● **Problem statement**: Format every line of the items below as a JSON array of strings, one string per line, with blank lines omitted. Exclude the pictures.

● **Extracted material**:

++++++++

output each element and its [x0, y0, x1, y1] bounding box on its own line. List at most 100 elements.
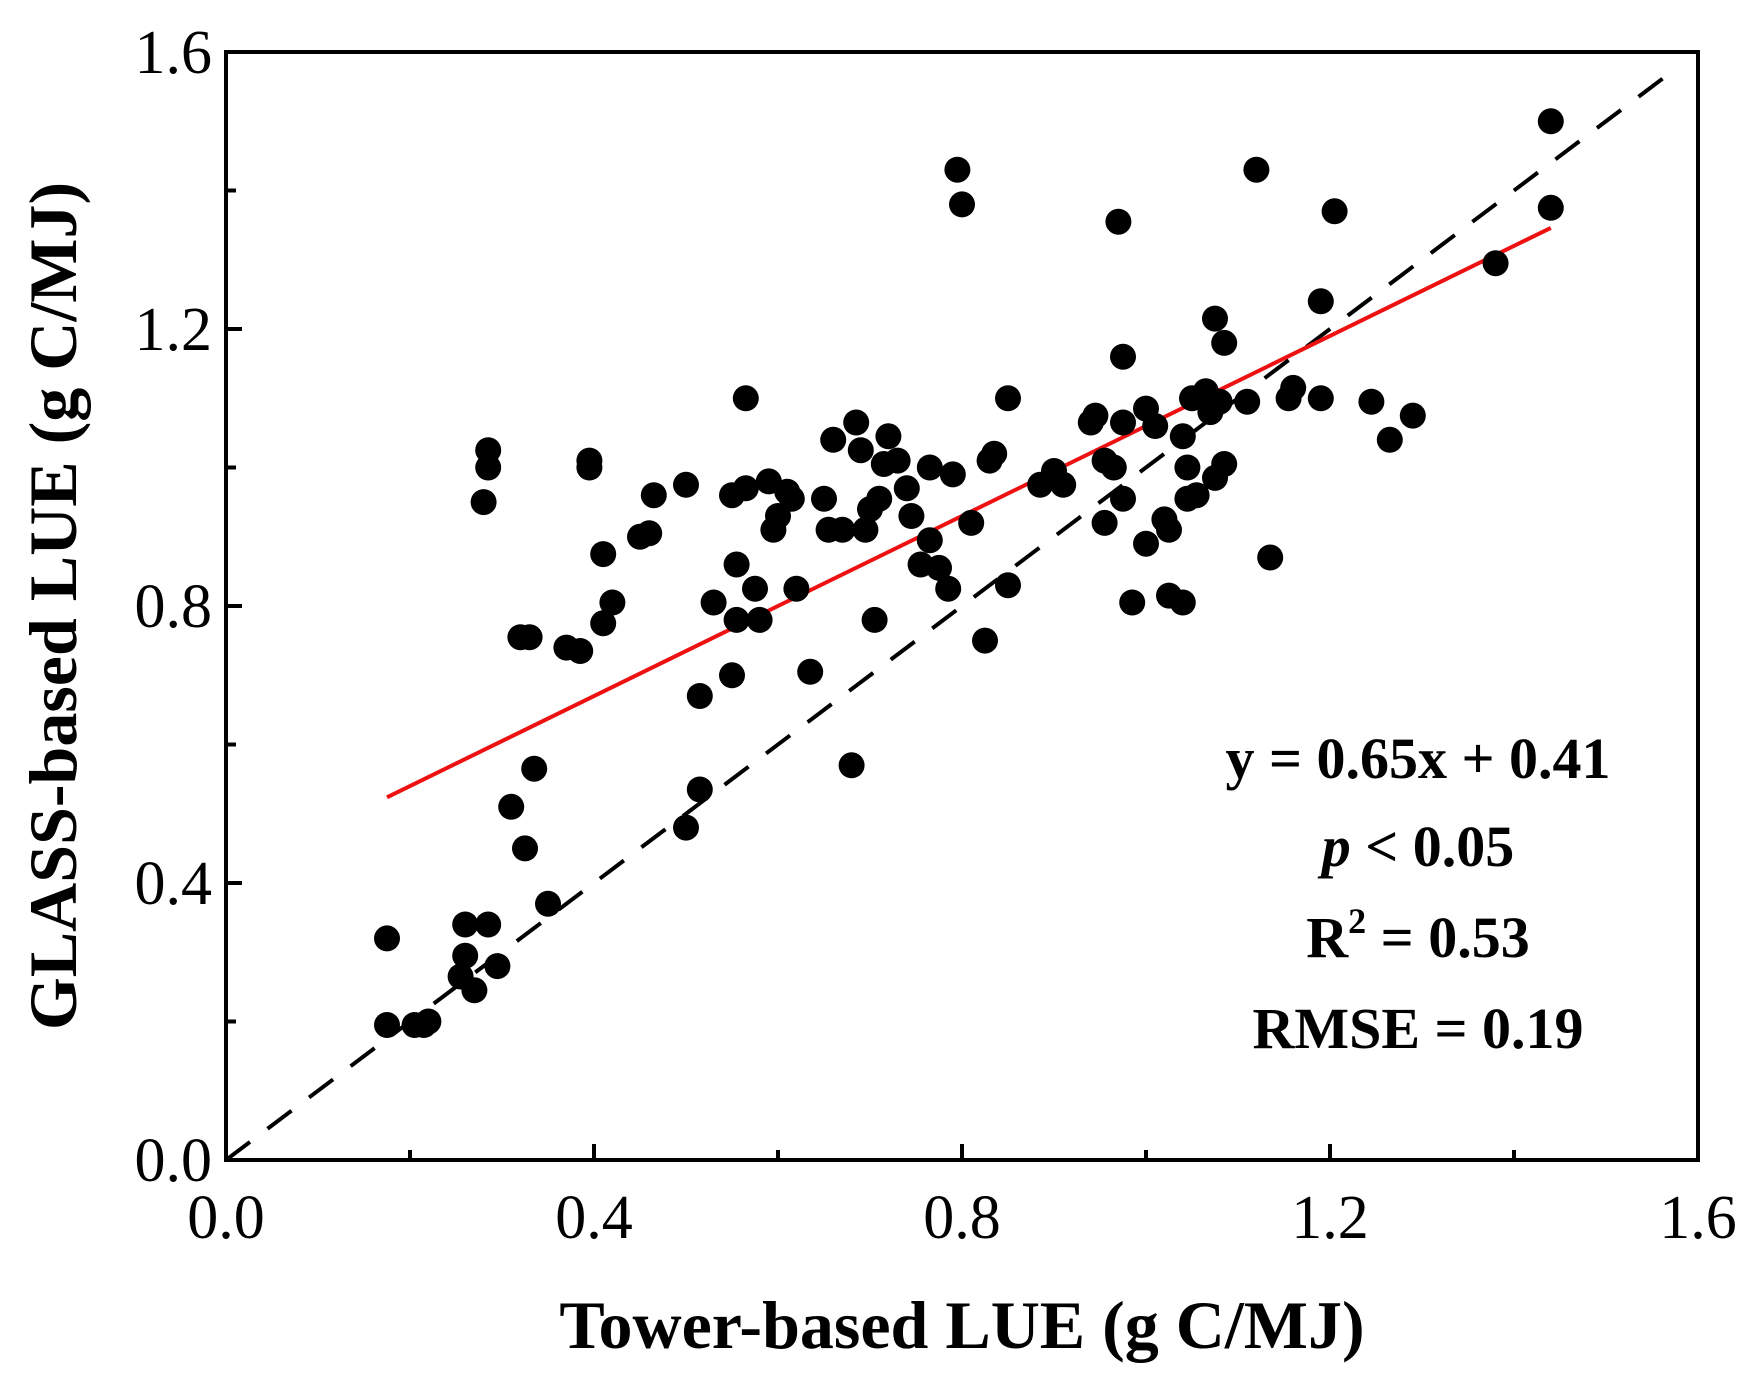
data-point	[732, 385, 759, 412]
data-point	[1399, 402, 1426, 429]
data-point	[843, 409, 870, 436]
data-point	[893, 475, 920, 502]
data-point	[719, 662, 745, 689]
data-point	[1211, 329, 1238, 356]
data-point	[1537, 194, 1564, 221]
r2-superscript: 2	[1348, 901, 1366, 941]
data-point	[521, 755, 548, 782]
data-point	[452, 911, 479, 938]
data-point	[1105, 208, 1132, 235]
data-point	[374, 1012, 400, 1038]
data-point	[916, 527, 943, 554]
data-point	[374, 925, 400, 952]
data-point	[1243, 156, 1270, 183]
data-point	[1133, 530, 1159, 557]
data-point	[512, 835, 538, 862]
data-point	[972, 627, 998, 654]
data-point	[590, 610, 617, 637]
data-point	[875, 423, 902, 450]
x-tick-label: 0.0	[187, 1184, 265, 1252]
data-point	[820, 426, 847, 453]
p-symbol: p	[1317, 814, 1351, 879]
data-point	[640, 482, 667, 509]
data-point	[484, 953, 511, 980]
data-point	[732, 475, 759, 502]
x-tick-label: 1.2	[1291, 1184, 1369, 1252]
data-point	[884, 447, 911, 474]
data-point	[516, 624, 543, 651]
data-point	[1358, 388, 1385, 415]
data-point	[778, 485, 805, 512]
data-point	[1183, 482, 1210, 509]
data-point	[838, 752, 865, 779]
p-value-text: < 0.05	[1351, 814, 1515, 879]
y-tick-label: 0.4	[135, 850, 213, 918]
regression-equation: y = 0.65x + 0.41	[1225, 726, 1610, 791]
data-point	[1537, 108, 1564, 135]
data-point	[576, 447, 603, 474]
data-point	[1307, 288, 1334, 315]
scatter-points	[374, 108, 1564, 1038]
data-point	[1050, 471, 1077, 498]
rmse: RMSE = 0.19	[1252, 996, 1583, 1061]
data-point	[1257, 544, 1284, 571]
data-point	[1307, 385, 1334, 412]
data-point	[1110, 343, 1136, 370]
data-point	[1280, 374, 1307, 401]
data-point	[590, 541, 617, 568]
data-point	[765, 503, 791, 529]
y-tick-label: 0.8	[135, 573, 213, 641]
data-point	[995, 385, 1021, 412]
data-point	[723, 606, 750, 633]
data-point	[475, 437, 502, 464]
data-point	[700, 589, 727, 616]
axis-ticks: 0.0 0.4 0.8 1.2 1.6 0.0 0.4 0.8 1.2 1.6	[135, 19, 1737, 1252]
x-tick-label: 0.4	[555, 1184, 633, 1252]
data-point	[1169, 589, 1196, 616]
data-point	[1110, 409, 1136, 436]
r2-base: R	[1306, 905, 1349, 970]
data-point	[898, 503, 925, 529]
data-point	[723, 551, 750, 578]
data-point	[797, 658, 824, 685]
data-point	[599, 589, 626, 616]
data-point	[1142, 413, 1169, 439]
x-tick-label: 0.8	[923, 1184, 1001, 1252]
data-point	[673, 814, 699, 841]
data-point	[742, 575, 768, 602]
data-point	[1206, 388, 1233, 415]
y-tick-label: 1.6	[135, 19, 213, 87]
data-point	[916, 454, 943, 481]
x-axis-title: Tower-based LUE (g C/MJ)	[559, 1287, 1364, 1363]
data-point	[470, 489, 497, 516]
data-point	[939, 461, 966, 488]
data-point	[498, 793, 525, 820]
data-point	[1376, 426, 1403, 453]
data-point	[567, 638, 594, 664]
data-point	[535, 890, 561, 917]
data-point	[1119, 589, 1146, 616]
data-point	[926, 554, 952, 581]
y-tick-label: 0.0	[135, 1127, 213, 1195]
data-point	[958, 509, 985, 536]
data-point	[686, 776, 713, 803]
p-value: p < 0.05	[1317, 814, 1515, 879]
data-point	[949, 191, 975, 218]
data-point	[1321, 198, 1348, 225]
y-axis-title: GLASS-based LUE (g C/MJ)	[15, 182, 91, 1030]
data-point	[452, 942, 479, 969]
r2-value: = 0.53	[1366, 905, 1530, 970]
one-to-one-reference-line	[224, 64, 1681, 1162]
data-point	[811, 485, 837, 512]
data-point	[1174, 454, 1201, 481]
data-point	[1211, 451, 1238, 477]
data-point	[829, 516, 856, 543]
data-point	[1082, 402, 1109, 429]
data-point	[861, 606, 888, 633]
data-point	[1100, 454, 1127, 481]
data-point	[1091, 509, 1118, 536]
data-point	[995, 572, 1021, 599]
data-point	[935, 575, 962, 602]
data-point	[1110, 485, 1136, 512]
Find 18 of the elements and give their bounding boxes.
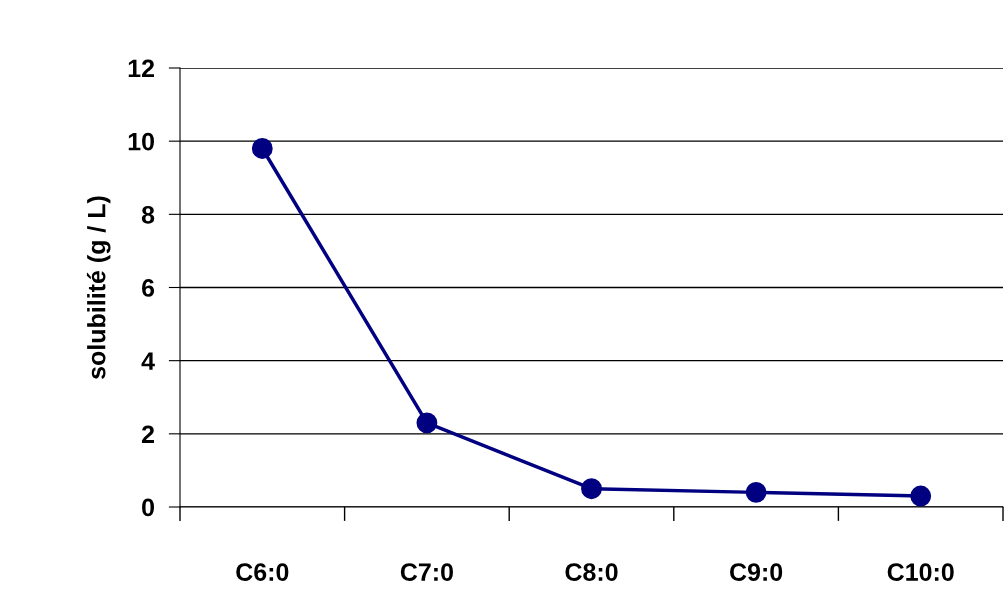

++++++++

● **Result for this exercise**:
[
  "output each element and its [x0, y0, x1, y1] bounding box on its own line. List at most 100 elements.",
  "data-point\t[732, 385, 759, 412]",
  "data-point\t[1399, 402, 1426, 429]",
  "data-point\t[843, 409, 870, 436]",
  "data-point\t[893, 475, 920, 502]",
  "data-point\t[719, 662, 745, 689]",
  "data-point\t[1211, 329, 1238, 356]",
  "data-point\t[1537, 194, 1564, 221]",
  "r2-superscript: 2\t[1348, 901, 1366, 941]",
  "data-point\t[521, 755, 548, 782]",
  "data-point\t[452, 911, 479, 938]",
  "data-point\t[1105, 208, 1132, 235]",
  "data-point\t[374, 1012, 400, 1038]",
  "data-point\t[916, 527, 943, 554]",
  "data-point\t[374, 925, 400, 952]",
  "data-point\t[1243, 156, 1270, 183]",
  "data-point\t[1133, 530, 1159, 557]",
  "data-point\t[512, 835, 538, 862]",
  "data-point\t[972, 627, 998, 654]",
  "data-point\t[590, 610, 617, 637]",
  "data-point\t[875, 423, 902, 450]",
  "x-tick-label: 0.0\t[187, 1184, 265, 1252]",
  "data-point\t[820, 426, 847, 453]",
  "p-symbol: p\t[1317, 814, 1351, 879]",
  "data-point\t[640, 482, 667, 509]",
  "data-point\t[484, 953, 511, 980]",
  "data-point\t[732, 475, 759, 502]",
  "x-tick-label: 1.2\t[1291, 1184, 1369, 1252]",
  "data-point\t[884, 447, 911, 474]",
  "data-point\t[516, 624, 543, 651]",
  "data-point\t[1358, 388, 1385, 415]",
  "data-point\t[778, 485, 805, 512]",
  "data-point\t[1183, 482, 1210, 509]",
  "data-point\t[838, 752, 865, 779]",
  "p-value-text: < 0.05\t[1351, 814, 1515, 879]",
  "y-tick-label: 0.4\t[135, 850, 213, 918]",
  "regression-equation: y = 0.65x + 0.41\t[1225, 726, 1610, 791]",
  "data-point\t[1537, 108, 1564, 135]",
  "data-point\t[576, 447, 603, 474]",
  "data-point\t[1307, 288, 1334, 315]",
  "scatter-points\t[374, 108, 1564, 1038]",
  "data-point\t[1050, 471, 1077, 498]",
  "rmse: RMSE = 0.19\t[1252, 996, 1583, 1061]",
  "data-point\t[1257, 544, 1284, 571]",
  "data-point\t[1307, 385, 1334, 412]",
  "data-point\t[1110, 343, 1136, 370]",
  "data-point\t[1280, 374, 1307, 401]",
  "data-point\t[590, 541, 617, 568]",
  "data-point\t[765, 503, 791, 529]",
  "y-tick-label: 0.8\t[135, 573, 213, 641]",
  "data-point\t[995, 385, 1021, 412]",
  "data-point\t[723, 606, 750, 633]",
  "data-point\t[475, 437, 502, 464]",
  "data-point\t[700, 589, 727, 616]",
  "axis-ticks: 0.0 0.4 0.8 1.2 1.6 0.0 0.4 0.8 1.2 1.6\t[135, 19, 1737, 1252]",
  "x-tick-label: 0.4\t[555, 1184, 633, 1252]",
  "data-point\t[1169, 589, 1196, 616]",
  "data-point\t[1110, 409, 1136, 436]",
  "r2-base: R\t[1306, 905, 1349, 970]",
  "data-point\t[898, 503, 925, 529]",
  "data-point\t[723, 551, 750, 578]",
  "data-point\t[797, 658, 824, 685]",
  "data-point\t[599, 589, 626, 616]",
  "data-point\t[1142, 413, 1169, 439]",
  "x-tick-label: 0.8\t[923, 1184, 1001, 1252]",
  "data-point\t[673, 814, 699, 841]",
  "data-point\t[742, 575, 768, 602]",
  "data-point\t[1206, 388, 1233, 415]",
  "y-tick-label: 1.6\t[135, 19, 213, 87]",
  "data-point\t[916, 454, 943, 481]",
  "x-axis-title: Tower-based LUE (g C/MJ)\t[559, 1287, 1364, 1363]",
  "data-point\t[470, 489, 497, 516]",
  "data-point\t[939, 461, 966, 488]",
  "data-point\t[498, 793, 525, 820]",
  "data-point\t[1376, 426, 1403, 453]",
  "data-point\t[567, 638, 594, 664]",
  "data-point\t[535, 890, 561, 917]",
  "data-point\t[1119, 589, 1146, 616]",
  "data-point\t[926, 554, 952, 581]",
  "y-tick-label: 0.0\t[135, 1127, 213, 1195]",
  "data-point\t[958, 509, 985, 536]",
  "data-point\t[686, 776, 713, 803]",
  "p-value: p < 0.05\t[1317, 814, 1515, 879]",
  "data-point\t[949, 191, 975, 218]",
  "data-point\t[1321, 198, 1348, 225]",
  "y-axis-title: GLASS-based LUE (g C/MJ)\t[15, 182, 91, 1030]",
  "data-point\t[452, 942, 479, 969]",
  "r2-value: = 0.53\t[1366, 905, 1530, 970]",
  "one-to-one-reference-line\t[224, 64, 1681, 1162]",
  "data-point\t[811, 485, 837, 512]",
  "data-point\t[1174, 454, 1201, 481]",
  "data-point\t[1211, 451, 1238, 477]",
  "data-point\t[829, 516, 856, 543]",
  "data-point\t[1082, 402, 1109, 429]",
  "data-point\t[861, 606, 888, 633]",
  "data-point\t[1100, 454, 1127, 481]",
  "data-point\t[1091, 509, 1118, 536]",
  "data-point\t[995, 572, 1021, 599]",
  "data-point\t[935, 575, 962, 602]",
  "data-point\t[1110, 485, 1136, 512]",
  "Find 18 of the elements and give their bounding boxes."
]